[Data excerpts]
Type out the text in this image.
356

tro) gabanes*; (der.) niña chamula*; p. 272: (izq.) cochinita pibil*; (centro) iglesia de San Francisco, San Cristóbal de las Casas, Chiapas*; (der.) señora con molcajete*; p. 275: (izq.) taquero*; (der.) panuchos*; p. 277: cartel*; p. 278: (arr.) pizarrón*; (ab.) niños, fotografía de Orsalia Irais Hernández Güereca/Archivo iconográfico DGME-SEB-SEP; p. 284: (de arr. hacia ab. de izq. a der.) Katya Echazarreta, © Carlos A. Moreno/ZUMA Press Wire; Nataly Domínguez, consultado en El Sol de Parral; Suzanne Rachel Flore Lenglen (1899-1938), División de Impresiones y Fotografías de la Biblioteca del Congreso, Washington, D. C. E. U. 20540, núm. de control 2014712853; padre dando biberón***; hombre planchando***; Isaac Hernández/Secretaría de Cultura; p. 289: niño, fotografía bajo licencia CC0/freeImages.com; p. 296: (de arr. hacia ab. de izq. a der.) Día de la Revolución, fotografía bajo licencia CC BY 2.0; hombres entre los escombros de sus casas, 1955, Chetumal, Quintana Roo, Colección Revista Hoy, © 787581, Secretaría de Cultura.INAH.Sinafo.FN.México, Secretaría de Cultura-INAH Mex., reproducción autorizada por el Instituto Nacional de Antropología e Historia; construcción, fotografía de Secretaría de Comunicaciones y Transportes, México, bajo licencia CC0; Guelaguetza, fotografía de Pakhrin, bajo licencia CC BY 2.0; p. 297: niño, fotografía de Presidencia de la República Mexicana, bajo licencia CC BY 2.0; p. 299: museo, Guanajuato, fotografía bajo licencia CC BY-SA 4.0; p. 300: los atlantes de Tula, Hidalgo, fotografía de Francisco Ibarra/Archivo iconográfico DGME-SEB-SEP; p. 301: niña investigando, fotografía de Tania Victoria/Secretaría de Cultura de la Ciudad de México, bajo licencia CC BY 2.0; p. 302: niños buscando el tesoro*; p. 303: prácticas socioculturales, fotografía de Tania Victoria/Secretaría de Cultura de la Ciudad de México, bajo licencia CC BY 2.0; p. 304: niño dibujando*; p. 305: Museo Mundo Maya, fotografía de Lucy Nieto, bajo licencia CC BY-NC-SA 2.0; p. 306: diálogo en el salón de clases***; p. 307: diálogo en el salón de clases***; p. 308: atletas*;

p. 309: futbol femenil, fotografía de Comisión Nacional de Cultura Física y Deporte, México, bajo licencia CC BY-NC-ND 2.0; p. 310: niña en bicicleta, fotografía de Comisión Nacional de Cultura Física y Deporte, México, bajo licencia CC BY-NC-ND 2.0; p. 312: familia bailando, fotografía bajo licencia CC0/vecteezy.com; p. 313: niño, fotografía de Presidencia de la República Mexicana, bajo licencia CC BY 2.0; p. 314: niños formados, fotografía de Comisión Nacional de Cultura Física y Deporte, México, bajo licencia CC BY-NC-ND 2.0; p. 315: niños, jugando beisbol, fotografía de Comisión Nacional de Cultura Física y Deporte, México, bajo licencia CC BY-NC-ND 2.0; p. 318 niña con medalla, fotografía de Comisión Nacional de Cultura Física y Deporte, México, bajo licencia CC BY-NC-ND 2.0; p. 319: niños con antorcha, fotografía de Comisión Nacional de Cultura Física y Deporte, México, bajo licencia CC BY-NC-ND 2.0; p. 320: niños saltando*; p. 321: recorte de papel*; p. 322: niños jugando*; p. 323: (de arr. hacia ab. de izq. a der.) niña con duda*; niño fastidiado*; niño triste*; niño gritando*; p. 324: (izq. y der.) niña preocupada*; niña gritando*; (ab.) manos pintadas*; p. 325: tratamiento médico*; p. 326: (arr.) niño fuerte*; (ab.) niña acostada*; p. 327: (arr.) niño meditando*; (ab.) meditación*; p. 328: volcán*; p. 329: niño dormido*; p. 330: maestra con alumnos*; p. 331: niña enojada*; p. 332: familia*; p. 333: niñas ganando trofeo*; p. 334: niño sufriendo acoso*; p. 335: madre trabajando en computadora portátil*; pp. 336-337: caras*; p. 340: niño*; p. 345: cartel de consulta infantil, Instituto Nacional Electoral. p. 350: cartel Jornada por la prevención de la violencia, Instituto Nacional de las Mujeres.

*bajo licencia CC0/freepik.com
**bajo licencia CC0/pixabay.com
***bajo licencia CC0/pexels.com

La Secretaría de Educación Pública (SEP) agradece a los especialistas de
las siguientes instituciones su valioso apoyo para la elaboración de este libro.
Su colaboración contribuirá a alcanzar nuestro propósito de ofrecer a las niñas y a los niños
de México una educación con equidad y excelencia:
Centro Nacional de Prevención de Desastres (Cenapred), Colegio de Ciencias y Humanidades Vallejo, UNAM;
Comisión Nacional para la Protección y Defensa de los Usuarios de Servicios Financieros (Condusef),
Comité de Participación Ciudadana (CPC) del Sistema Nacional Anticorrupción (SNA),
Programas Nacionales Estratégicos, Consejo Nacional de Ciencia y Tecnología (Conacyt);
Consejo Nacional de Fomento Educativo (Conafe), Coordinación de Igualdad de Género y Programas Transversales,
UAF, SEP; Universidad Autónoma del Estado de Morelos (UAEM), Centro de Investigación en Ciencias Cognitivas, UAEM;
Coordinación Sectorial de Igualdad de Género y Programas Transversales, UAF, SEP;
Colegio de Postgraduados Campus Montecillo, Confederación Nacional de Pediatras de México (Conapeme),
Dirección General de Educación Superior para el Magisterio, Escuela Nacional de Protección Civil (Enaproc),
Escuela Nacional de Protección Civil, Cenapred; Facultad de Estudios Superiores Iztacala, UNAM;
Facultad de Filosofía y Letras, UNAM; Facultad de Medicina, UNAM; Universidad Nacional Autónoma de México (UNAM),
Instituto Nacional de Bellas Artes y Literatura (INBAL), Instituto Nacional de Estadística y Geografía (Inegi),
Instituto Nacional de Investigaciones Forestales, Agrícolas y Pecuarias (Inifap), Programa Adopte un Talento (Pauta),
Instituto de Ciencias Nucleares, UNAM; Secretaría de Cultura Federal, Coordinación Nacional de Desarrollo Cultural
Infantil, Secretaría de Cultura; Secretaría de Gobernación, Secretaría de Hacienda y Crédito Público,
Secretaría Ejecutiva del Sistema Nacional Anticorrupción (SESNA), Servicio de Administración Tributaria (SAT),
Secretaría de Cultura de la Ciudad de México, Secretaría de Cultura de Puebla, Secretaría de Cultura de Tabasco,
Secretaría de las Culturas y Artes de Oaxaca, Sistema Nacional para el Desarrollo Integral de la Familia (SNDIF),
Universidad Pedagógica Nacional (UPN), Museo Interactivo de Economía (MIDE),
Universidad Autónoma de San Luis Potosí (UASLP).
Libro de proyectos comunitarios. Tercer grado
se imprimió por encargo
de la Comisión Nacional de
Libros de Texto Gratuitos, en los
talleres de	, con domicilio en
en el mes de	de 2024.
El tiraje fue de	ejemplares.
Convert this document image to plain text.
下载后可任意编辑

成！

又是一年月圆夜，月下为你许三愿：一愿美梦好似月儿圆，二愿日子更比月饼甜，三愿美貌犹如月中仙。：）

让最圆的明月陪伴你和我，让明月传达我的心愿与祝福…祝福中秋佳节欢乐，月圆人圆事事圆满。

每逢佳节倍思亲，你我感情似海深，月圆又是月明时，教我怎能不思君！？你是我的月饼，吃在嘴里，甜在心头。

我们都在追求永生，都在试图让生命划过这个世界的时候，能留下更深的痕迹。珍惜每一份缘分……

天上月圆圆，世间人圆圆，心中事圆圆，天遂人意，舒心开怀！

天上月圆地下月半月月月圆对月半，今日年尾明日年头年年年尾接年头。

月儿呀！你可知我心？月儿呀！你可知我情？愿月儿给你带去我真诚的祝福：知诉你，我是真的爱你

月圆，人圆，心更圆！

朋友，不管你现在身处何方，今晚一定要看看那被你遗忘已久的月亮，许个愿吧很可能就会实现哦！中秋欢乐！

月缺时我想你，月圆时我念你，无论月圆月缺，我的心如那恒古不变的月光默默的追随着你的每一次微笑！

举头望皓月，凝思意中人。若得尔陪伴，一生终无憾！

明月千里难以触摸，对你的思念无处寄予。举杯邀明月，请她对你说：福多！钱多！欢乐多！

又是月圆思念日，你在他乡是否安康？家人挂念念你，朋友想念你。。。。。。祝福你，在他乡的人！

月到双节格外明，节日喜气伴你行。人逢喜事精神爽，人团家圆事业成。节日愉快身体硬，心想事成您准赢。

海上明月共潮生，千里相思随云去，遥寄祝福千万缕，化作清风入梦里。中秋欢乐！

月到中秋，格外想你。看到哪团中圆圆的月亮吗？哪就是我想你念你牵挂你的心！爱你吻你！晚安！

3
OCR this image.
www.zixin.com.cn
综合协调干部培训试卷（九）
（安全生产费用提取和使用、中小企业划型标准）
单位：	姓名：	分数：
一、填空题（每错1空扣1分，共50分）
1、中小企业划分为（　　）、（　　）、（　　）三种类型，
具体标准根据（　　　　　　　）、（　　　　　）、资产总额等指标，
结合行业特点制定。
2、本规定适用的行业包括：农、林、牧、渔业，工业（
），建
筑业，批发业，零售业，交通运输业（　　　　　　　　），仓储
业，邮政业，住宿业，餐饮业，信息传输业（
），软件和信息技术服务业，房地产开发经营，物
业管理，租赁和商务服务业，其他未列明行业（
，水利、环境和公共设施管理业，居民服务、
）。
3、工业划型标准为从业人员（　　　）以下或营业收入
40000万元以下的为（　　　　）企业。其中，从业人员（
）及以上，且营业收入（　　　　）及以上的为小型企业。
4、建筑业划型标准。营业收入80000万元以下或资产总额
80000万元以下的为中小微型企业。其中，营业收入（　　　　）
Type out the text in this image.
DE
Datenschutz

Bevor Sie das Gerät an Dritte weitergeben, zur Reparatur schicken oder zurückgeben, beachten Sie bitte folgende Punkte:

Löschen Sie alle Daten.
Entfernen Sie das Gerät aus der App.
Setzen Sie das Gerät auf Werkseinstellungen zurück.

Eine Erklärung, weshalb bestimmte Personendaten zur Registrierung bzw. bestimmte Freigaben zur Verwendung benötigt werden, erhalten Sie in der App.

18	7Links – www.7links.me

_DIRECTIVE_.
State how many lines above include the word "中秋欢乐", and nothing more.

_WORKED ANSWER_.
2